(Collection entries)

§

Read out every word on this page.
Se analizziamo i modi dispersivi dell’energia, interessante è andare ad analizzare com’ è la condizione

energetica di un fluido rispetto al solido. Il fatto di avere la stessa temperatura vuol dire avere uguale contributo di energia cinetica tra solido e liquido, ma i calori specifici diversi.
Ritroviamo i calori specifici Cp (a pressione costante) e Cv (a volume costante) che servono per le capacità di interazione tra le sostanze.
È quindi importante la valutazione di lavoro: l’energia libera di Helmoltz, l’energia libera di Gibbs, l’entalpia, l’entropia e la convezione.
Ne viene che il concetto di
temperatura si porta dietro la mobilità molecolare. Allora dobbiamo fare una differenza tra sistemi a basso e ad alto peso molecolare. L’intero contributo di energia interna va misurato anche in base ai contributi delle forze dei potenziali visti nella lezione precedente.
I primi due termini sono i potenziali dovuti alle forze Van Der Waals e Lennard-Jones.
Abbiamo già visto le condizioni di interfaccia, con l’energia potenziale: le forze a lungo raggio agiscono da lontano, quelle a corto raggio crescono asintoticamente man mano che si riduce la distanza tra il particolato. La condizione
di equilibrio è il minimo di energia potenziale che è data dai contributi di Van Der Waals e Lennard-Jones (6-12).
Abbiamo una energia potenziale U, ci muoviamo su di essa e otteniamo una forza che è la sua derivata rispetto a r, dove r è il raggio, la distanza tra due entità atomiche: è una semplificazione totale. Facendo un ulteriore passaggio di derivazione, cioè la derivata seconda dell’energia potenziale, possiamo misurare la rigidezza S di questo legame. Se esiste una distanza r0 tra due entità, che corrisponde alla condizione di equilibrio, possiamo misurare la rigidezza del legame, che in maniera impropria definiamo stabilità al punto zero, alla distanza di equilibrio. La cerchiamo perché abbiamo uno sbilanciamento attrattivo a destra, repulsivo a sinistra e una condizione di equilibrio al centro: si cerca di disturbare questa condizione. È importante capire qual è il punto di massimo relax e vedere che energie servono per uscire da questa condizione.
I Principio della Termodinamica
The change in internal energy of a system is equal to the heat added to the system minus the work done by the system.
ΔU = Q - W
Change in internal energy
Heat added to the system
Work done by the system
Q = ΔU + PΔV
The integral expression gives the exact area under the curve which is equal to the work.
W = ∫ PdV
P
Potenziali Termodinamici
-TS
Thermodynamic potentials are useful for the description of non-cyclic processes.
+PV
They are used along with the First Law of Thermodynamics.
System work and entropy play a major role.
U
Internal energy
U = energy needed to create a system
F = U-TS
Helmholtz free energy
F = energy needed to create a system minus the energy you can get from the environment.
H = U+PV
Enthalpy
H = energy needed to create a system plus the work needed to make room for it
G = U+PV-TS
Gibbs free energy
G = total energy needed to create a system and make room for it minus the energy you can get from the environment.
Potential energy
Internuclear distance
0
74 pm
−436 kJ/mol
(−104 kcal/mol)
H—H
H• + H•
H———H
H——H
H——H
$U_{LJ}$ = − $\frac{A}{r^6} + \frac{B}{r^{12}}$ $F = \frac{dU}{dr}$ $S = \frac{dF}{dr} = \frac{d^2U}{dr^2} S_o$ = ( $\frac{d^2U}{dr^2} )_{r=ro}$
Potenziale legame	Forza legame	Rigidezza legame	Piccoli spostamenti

§

> [AIM]: All of the lines above need to be given again exactly.

> [RESPONSE]:
Read out every word on this page.
Se analizziamo i modi dispersivi dell’energia, interessante è andare ad analizzare com’ è la condizione

energetica di un fluido rispetto al solido. Il fatto di avere la stessa temperatura vuol dire avere uguale contributo di energia cinetica tra solido e liquido, ma i calori specifici diversi.
Ritroviamo i calori specifici Cp (a pressione costante) e Cv (a volume costante) che servono per le capacità di interazione tra le sostanze.
È quindi importante la valutazione di lavoro: l’energia libera di Helmoltz, l’energia libera di Gibbs, l’entalpia, l’entropia e la convezione.
Ne viene che il concetto di
temperatura si porta dietro la mobilità molecolare. Allora dobbiamo fare una differenza tra sistemi a basso e ad alto peso molecolare. L’intero contributo di energia interna va misurato anche in base ai contributi delle forze dei potenziali visti nella lezione precedente.
I primi due termini sono i potenziali dovuti alle forze Van Der Waals e Lennard-Jones.
Abbiamo già visto le condizioni di interfaccia, con l’energia potenziale: le forze a lungo raggio agiscono da lontano, quelle a corto raggio crescono asintoticamente man mano che si riduce la distanza tra il particolato. La condizione
di equilibrio è il minimo di energia potenziale che è data dai contributi di Van Der Waals e Lennard-Jones (6-12).
Abbiamo una energia potenziale U, ci muoviamo su di essa e otteniamo una forza che è la sua derivata rispetto a r, dove r è il raggio, la distanza tra due entità atomiche: è una semplificazione totale. Facendo un ulteriore passaggio di derivazione, cioè la derivata seconda dell’energia potenziale, possiamo misurare la rigidezza S di questo legame. Se esiste una distanza r0 tra due entità, che corrisponde alla condizione di equilibrio, possiamo misurare la rigidezza del legame, che in maniera impropria definiamo stabilità al punto zero, alla distanza di equilibrio. La cerchiamo perché abbiamo uno sbilanciamento attrattivo a destra, repulsivo a sinistra e una condizione di equilibrio al centro: si cerca di disturbare questa condizione. È importante capire qual è il punto di massimo relax e vedere che energie servono per uscire da questa condizione.
I Principio della Termodinamica
The change in internal energy of a system is equal to the heat added to the system minus the work done by the system.
ΔU = Q - W
Change in internal energy
Heat added to the system
Work done by the system
Q = ΔU + PΔV
The integral expression gives the exact area under the curve which is equal to the work.
W = ∫ PdV
P
Potenziali Termodinamici
-TS
Thermodynamic potentials are useful for the description of non-cyclic processes.
+PV
They are used along with the First Law of Thermodynamics.
System work and entropy play a major role.
U
Internal energy
U = energy needed to create a system
F = U-TS
Helmholtz free energy
F = energy needed to create a system minus the energy you can get from the environment.
H = U+PV
Enthalpy
H = energy needed to create a system plus the work needed to make room for it
G = U+PV-TS
Gibbs free energy
G = total energy needed to create a system and make room for it minus the energy you can get from the environment.
Potential energy
Internuclear distance
0
74 pm
−436 kJ/mol
(−104 kcal/mol)
H—H
H• + H•
H———H
H——H
H——H
$U_{LJ}$ = − $\frac{A}{r^6} + \frac{B}{r^{12}}$ $F = \frac{dU}{dr}$ $S = \frac{dF}{dr} = \frac{d^2U}{dr^2} S_o$ = ( $\frac{d^2U}{dr^2} )_{r=ro}$
Potenziale legame	Forza legame	Rigidezza legame	Piccoli spostamenti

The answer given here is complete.